The problem
Reproduce all entries verbatim, with nothing added or dropped.
>> START
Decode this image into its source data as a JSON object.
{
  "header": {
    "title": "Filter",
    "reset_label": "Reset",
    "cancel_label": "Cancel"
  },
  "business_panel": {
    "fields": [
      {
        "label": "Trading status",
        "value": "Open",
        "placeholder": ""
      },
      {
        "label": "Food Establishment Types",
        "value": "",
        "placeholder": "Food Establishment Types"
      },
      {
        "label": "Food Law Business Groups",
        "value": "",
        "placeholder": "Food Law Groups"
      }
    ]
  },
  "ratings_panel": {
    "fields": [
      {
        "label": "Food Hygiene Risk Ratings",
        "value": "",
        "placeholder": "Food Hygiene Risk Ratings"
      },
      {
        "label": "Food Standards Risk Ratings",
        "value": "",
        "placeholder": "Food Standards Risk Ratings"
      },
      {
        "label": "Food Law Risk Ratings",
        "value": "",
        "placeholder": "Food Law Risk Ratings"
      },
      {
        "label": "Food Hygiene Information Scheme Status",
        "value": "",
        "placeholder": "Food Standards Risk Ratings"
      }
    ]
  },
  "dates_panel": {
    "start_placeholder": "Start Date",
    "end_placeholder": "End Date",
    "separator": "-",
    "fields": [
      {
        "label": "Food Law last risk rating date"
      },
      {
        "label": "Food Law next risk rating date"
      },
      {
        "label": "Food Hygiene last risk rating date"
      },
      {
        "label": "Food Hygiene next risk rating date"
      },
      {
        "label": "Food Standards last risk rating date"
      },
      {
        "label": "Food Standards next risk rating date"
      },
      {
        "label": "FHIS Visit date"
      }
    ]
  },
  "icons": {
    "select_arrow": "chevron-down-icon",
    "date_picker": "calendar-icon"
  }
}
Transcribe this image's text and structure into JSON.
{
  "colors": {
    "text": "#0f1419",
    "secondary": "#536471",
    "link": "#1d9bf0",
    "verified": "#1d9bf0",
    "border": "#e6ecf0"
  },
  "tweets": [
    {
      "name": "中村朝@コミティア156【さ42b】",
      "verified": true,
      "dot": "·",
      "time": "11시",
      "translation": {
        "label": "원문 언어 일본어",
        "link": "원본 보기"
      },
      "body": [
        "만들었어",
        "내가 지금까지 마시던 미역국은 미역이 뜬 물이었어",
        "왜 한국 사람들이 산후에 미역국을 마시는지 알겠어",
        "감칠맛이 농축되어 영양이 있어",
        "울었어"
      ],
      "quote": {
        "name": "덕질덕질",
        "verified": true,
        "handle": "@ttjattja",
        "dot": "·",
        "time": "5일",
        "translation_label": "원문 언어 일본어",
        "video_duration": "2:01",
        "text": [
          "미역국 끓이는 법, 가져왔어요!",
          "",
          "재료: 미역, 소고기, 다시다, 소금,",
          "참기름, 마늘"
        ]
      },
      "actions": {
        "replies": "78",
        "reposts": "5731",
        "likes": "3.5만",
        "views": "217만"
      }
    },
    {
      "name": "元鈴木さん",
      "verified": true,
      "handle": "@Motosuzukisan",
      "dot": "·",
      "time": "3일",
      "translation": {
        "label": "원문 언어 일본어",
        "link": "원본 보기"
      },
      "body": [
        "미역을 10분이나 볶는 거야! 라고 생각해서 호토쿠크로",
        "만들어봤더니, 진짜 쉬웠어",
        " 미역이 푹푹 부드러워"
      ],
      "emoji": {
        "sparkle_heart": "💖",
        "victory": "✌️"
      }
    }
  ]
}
>> END
Answer to the task
Decode this image into its source data as a JSON object.
{
  "header": {
    "title": "Filter",
    "reset_label": "Reset",
    "cancel_label": "Cancel"
  },
  "business_panel": {
    "fields": [
      {
        "label": "Trading status",
        "value": "Open",
        "placeholder": ""
      },
      {
        "label": "Food Establishment Types",
        "value": "",
        "placeholder": "Food Establishment Types"
      },
      {
        "label": "Food Law Business Groups",
        "value": "",
        "placeholder": "Food Law Groups"
      }
    ]
  },
  "ratings_panel": {
    "fields": [
      {
        "label": "Food Hygiene Risk Ratings",
        "value": "",
        "placeholder": "Food Hygiene Risk Ratings"
      },
      {
        "label": "Food Standards Risk Ratings",
        "value": "",
        "placeholder": "Food Standards Risk Ratings"
      },
      {
        "label": "Food Law Risk Ratings",
        "value": "",
        "placeholder": "Food Law Risk Ratings"
      },
      {
        "label": "Food Hygiene Information Scheme Status",
        "value": "",
        "placeholder": "Food Standards Risk Ratings"
      }
    ]
  },
  "dates_panel": {
    "start_placeholder": "Start Date",
    "end_placeholder": "End Date",
    "separator": "-",
    "fields": [
      {
        "label": "Food Law last risk rating date"
      },
      {
        "label": "Food Law next risk rating date"
      },
      {
        "label": "Food Hygiene last risk rating date"
      },
      {
        "label": "Food Hygiene next risk rating date"
      },
      {
        "label": "Food Standards last risk rating date"
      },
      {
        "label": "Food Standards next risk rating date"
      },
      {
        "label": "FHIS Visit date"
      }
    ]
  },
  "icons": {
    "select_arrow": "chevron-down-icon",
    "date_picker": "calendar-icon"
  }
}
Transcribe this image's text and structure into JSON.
{
  "colors": {
    "text": "#0f1419",
    "secondary": "#536471",
    "link": "#1d9bf0",
    "verified": "#1d9bf0",
    "border": "#e6ecf0"
  },
  "tweets": [
    {
      "name": "中村朝@コミティア156【さ42b】",
      "verified": true,
      "dot": "·",
      "time": "11시",
      "translation": {
        "label": "원문 언어 일본어",
        "link": "원본 보기"
      },
      "body": [
        "만들었어",
        "내가 지금까지 마시던 미역국은 미역이 뜬 물이었어",
        "왜 한국 사람들이 산후에 미역국을 마시는지 알겠어",
        "감칠맛이 농축되어 영양이 있어",
        "울었어"
      ],
      "quote": {
        "name": "덕질덕질",
        "verified": true,
        "handle": "@ttjattja",
        "dot": "·",
        "time": "5일",
        "translation_label": "원문 언어 일본어",
        "video_duration": "2:01",
        "text": [
          "미역국 끓이는 법, 가져왔어요!",
          "",
          "재료: 미역, 소고기, 다시다, 소금,",
          "참기름, 마늘"
        ]
      },
      "actions": {
        "replies": "78",
        "reposts": "5731",
        "likes": "3.5만",
        "views": "217만"
      }
    },
    {
      "name": "元鈴木さん",
      "verified": true,
      "handle": "@Motosuzukisan",
      "dot": "·",
      "time": "3일",
      "translation": {
        "label": "원문 언어 일본어",
        "link": "원본 보기"
      },
      "body": [
        "미역을 10분이나 볶는 거야! 라고 생각해서 호토쿠크로",
        "만들어봤더니, 진짜 쉬웠어",
        " 미역이 푹푹 부드러워"
      ],
      "emoji": {
        "sparkle_heart": "💖",
        "victory": "✌️"
      }
    }
  ]
}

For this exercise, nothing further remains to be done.